▶ AIM OF THE TASK
Copy the text on hedging and diversification again, beginning at the words "Given the interconnectedness" and stopping after "after 50 years!", but replace "gold" with "silver" wherever it appears.

▶ QUOTED TEXT

Given the interconnectedness of global markets, what’s the guarantee that traditional hedging strategies (e.g., gold against equity market crashes) will work? If equity falls, many investors liquidate their gold ETFs or digital gold to cover losses—doesn’t that reduce gold’s effectiveness as a hedge?
Nothing works always but it is better than not diversifying at all.
2022 is a good example of a year when all geographies and all asset classes were down except oil and gas. However, that was an extreme outlier year. It was the worst years since records begin 200-plus years ago for the bond market. For equity and bonds going down together, globally it had happened for only the fourth time in a century, which included one year during the Great Depression, one year during World War 2 and 1969. So, such a thing happened after 50 years!
Therefore, this will not always work in every single time-period but, over a period of time, diversification does lower the risk of drawdowns compared to single asset and single geographies. It protects you from what I called SCCARs (Single Country Single Currency Single Asset Risks) - for example if you are invested entirely in Indian equities - that is in a single country India, single currency the Indian rupee and single asset which is equity.
Unlike institutional investors, HNIs, or family offices—who can straddle volatility, withstand market pain, and even double down when prices become attractive—retail investors don’t have the same flexibility. Doesn’t this mean that risk management strategies are fundamentally different for the average investor?
Depending on how much risk you can take and how much of even temporary drawdown you can stand, your asset mix will change but the fact is that if you go in for the safest, zero risk asset for 100% of your portfolio you will find it hard even to beat inflation. There is no way to get higher return without taking “some” risk. You need to manage that risk well with a proper asset allocation mix.

[Records from a collection]
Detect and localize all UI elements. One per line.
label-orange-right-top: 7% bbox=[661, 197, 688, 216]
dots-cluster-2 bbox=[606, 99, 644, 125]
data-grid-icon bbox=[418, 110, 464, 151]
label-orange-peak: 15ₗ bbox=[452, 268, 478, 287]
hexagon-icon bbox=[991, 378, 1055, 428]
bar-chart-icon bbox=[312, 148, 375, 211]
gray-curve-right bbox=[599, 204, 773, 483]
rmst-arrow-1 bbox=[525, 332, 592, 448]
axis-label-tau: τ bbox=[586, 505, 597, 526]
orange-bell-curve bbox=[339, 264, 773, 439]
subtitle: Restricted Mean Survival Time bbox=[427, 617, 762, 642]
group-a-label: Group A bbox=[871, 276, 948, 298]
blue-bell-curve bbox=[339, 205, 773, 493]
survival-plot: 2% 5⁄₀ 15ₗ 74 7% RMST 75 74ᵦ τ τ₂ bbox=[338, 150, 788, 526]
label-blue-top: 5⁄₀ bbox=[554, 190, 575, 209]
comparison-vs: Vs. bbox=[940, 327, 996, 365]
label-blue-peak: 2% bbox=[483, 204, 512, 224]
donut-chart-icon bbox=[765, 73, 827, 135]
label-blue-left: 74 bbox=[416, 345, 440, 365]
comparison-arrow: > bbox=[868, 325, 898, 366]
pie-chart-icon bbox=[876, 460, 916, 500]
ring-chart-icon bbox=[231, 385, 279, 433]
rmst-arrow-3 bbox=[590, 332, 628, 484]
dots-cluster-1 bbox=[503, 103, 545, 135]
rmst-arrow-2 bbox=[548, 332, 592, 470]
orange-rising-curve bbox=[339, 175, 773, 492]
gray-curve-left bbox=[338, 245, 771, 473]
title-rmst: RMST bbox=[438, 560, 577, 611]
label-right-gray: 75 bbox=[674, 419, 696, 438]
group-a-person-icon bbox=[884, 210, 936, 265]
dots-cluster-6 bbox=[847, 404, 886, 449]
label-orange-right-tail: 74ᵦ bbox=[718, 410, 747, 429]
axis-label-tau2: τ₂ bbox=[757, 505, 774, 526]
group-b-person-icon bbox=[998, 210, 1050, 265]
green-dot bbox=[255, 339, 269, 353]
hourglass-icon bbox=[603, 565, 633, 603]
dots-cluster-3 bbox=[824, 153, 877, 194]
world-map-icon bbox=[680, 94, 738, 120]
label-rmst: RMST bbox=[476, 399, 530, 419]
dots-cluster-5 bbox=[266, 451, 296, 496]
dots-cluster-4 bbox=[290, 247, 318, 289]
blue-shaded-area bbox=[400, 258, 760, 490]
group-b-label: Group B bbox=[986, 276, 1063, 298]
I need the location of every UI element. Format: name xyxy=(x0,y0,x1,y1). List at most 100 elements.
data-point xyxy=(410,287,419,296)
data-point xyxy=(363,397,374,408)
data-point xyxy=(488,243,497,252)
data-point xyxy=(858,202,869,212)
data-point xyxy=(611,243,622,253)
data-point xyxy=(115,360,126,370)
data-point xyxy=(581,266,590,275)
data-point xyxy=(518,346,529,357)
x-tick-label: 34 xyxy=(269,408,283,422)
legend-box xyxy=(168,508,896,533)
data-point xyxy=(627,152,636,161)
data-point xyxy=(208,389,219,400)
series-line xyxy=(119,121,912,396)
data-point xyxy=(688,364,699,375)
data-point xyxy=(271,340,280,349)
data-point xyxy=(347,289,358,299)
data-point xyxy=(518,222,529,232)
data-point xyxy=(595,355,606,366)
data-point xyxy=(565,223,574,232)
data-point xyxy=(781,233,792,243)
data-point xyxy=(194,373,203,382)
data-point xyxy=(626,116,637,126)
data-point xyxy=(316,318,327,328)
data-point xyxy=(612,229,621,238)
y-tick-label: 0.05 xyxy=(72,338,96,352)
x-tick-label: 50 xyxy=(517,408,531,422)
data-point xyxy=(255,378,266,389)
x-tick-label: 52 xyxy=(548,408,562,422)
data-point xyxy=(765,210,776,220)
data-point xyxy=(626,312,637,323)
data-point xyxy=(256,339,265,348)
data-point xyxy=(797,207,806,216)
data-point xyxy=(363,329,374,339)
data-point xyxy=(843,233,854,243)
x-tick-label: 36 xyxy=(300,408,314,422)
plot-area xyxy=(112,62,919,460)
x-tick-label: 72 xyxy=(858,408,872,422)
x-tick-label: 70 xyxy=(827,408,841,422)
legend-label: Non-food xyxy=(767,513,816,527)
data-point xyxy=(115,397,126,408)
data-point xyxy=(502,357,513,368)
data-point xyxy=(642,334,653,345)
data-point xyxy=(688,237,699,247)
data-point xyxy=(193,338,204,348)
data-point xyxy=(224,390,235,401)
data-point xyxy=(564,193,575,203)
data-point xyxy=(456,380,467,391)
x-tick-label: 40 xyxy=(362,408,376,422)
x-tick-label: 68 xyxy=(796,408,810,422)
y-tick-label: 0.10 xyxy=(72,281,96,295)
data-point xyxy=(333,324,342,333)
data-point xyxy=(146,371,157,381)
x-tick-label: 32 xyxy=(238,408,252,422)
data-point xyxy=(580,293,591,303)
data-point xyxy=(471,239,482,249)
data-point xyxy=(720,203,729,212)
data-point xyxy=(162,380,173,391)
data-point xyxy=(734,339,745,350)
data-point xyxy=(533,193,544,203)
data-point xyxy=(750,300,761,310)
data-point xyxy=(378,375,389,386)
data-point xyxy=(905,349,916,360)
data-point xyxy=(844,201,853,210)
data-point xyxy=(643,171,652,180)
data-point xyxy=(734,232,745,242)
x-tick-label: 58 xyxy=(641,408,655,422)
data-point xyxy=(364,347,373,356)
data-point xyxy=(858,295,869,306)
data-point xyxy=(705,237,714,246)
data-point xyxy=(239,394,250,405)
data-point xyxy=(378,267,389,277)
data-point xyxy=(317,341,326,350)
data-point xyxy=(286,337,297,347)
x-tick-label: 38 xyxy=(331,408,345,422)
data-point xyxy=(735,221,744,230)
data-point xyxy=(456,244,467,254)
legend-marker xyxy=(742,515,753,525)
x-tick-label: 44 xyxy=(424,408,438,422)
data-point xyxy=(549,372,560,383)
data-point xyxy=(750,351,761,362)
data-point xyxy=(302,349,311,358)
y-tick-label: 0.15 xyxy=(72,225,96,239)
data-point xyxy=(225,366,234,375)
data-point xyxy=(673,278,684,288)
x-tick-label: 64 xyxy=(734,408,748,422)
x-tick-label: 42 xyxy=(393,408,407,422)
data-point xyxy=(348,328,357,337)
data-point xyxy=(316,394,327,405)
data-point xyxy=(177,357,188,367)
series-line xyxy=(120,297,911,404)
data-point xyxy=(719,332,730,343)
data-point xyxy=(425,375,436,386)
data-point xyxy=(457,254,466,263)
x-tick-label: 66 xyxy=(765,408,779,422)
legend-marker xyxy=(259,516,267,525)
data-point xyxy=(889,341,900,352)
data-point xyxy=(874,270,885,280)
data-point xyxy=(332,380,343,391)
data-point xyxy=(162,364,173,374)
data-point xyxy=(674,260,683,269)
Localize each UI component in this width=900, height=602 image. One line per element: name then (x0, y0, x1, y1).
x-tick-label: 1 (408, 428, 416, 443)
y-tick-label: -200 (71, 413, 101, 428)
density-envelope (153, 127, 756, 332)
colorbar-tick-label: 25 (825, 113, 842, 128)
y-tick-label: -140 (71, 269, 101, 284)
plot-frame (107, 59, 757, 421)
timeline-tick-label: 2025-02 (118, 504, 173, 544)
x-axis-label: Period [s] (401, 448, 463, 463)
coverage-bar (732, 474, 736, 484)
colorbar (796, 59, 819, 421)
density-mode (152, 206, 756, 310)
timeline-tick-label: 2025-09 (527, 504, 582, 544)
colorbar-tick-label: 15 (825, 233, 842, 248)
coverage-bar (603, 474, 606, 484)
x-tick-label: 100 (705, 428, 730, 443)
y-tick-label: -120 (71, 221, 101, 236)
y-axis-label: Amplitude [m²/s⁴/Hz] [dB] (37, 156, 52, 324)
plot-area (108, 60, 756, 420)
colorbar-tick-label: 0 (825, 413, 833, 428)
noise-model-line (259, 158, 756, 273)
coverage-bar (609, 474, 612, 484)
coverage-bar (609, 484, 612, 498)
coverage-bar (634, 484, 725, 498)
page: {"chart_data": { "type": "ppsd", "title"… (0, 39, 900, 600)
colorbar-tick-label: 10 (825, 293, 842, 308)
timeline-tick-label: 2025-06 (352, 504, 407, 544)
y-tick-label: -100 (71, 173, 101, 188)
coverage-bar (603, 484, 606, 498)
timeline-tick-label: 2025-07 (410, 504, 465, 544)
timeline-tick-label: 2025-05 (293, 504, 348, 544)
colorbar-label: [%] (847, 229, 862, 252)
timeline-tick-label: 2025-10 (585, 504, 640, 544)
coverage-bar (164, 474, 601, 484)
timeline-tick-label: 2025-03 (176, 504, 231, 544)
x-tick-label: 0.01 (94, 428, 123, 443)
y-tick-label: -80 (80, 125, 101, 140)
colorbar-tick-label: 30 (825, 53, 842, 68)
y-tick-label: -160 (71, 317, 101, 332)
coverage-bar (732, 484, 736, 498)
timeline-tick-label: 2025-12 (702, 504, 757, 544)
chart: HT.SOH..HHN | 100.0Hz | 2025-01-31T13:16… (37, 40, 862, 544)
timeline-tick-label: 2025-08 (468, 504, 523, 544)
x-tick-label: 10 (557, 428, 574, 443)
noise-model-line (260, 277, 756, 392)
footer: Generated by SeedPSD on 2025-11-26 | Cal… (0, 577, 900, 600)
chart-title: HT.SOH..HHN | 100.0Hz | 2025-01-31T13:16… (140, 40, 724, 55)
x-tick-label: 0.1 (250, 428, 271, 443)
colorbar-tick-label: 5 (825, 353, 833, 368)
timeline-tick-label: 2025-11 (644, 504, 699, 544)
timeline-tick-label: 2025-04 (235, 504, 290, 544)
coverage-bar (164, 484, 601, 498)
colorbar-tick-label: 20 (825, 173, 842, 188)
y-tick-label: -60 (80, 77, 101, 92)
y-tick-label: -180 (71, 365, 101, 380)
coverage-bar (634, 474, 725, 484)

▶ WORKED ANSWER
Given the interconnectedness of global markets, what’s the guarantee that traditional hedging strategies (e.g., silver against equity market crashes) will work? If equity falls, many investors liquidate their silver ETFs or digital silver to cover losses—doesn’t that reduce silver’s effectiveness as a hedge?
Nothing works always but it is better than not diversifying at all.
2022 is a good example of a year when all geographies and all asset classes were down except oil and gas. However, that was an extreme outlier year. It was the worst years since records begin 200-plus years ago for the bond market. For equity and bonds going down together, globally it had happened for only the fourth time in a century, which included one year during the Great Depression, one year during World War 2 and 1969. So, such a thing happened after 50 years!